**** TEXT SECTION ****

Previous quarter, 8 year refutation start.
Year in Prediction Markets. None of the highlights matter 8 years later. Also see a previous refutation re what I did care about.
Infoanarchy, DRM and Celestial Jukebox. Cutesy post closes with “It is on this point [claim that strong intellectual protectionism drives economic growth] that Gates must be rebutted” but fails to offer anything. Self-rebutted.
Semantic Web Oligopsonies. One could argue that schema.org supports the post. But, schema.org adoption by sites does not seem impressive, and consumption by search engines and browsers, of near zero importance. The oligopsony trumped by that universal quality of metadata: it’s all crap!
Not following tags tries to have it n-ways but is willfully confused: “metadata as a side effect of useful work versus metadata as spammy make work.” Tagspam has utility for web publishers; it is categorization for navigation that is useless make-work: recency and search rule, metadata is crap.
A lie halfway fulfilled. Lie? Politicians can’t predict the future either. They have to protect their jurisdiction. Massive overruns in war spending are justified by even a tiny chance that barbarians sack the land, in which case all is lost! Our protectors realize that the people want defense on the cheap and have to state that it will be cheap and suffer criticism when it is not. The bravery of our leaders!
Faith. The threat of barbarian regimes that will not be lured by a good example is real and this post is in denial.
Mass Destruction of Software Patents. Though still hyped, software patents have turned out to be weapons of attrition. “WMD” is typical of delusional fear-based talk in the free/open source software space. Make and more importantly promote better software, move on.

**** INFORMATION GIVEN ****

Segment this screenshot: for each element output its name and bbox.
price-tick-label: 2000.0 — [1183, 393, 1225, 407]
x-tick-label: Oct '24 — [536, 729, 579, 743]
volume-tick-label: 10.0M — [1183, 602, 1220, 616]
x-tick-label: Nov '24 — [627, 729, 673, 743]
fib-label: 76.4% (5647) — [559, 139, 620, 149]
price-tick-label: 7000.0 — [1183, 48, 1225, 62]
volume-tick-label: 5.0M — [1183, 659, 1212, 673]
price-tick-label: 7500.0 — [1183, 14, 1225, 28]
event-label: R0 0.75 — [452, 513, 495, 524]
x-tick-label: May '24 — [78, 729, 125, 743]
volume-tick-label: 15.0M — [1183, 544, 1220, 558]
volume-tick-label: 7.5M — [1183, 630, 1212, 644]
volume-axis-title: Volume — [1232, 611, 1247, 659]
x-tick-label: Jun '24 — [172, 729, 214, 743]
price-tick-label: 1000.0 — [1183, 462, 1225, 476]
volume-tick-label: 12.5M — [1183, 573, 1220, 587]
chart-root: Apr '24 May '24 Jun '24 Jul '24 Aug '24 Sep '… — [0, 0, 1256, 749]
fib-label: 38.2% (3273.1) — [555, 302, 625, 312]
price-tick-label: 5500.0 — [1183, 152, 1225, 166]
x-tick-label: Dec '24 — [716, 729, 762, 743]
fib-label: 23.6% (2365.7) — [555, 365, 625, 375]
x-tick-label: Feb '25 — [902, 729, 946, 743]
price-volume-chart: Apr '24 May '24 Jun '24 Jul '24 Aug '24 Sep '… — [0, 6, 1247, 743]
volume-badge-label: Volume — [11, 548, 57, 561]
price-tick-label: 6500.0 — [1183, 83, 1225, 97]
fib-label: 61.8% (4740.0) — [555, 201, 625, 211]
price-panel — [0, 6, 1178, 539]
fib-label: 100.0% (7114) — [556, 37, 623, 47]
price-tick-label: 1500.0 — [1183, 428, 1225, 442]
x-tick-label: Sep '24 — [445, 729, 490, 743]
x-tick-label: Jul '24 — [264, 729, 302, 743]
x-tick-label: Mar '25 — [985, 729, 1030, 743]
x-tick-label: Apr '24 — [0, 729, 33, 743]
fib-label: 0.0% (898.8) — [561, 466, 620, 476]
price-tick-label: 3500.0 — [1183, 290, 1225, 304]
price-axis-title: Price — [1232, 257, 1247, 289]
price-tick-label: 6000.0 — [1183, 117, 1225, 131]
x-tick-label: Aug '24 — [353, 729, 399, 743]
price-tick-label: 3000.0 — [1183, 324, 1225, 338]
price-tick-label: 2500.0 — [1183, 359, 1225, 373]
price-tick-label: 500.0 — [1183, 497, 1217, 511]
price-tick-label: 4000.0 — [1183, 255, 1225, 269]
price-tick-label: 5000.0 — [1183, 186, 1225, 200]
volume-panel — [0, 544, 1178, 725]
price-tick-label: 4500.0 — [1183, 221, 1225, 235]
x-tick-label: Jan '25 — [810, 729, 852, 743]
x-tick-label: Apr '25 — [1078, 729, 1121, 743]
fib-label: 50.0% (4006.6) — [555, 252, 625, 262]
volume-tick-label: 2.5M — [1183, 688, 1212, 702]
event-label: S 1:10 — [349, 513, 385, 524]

****

### ACTION ITEM
From the text above refuting posts from eight years earlier, list every post title that opens an entry and is followed by a period before the commentary begins.

### TASK OUTPUT
- Year in Prediction Markets
- Infoanarchy, DRM and Celestial Jukebox
- Semantic Web Oligopsonies
- A lie halfway fulfilled
- Faith
- Mass Destruction of Software Patents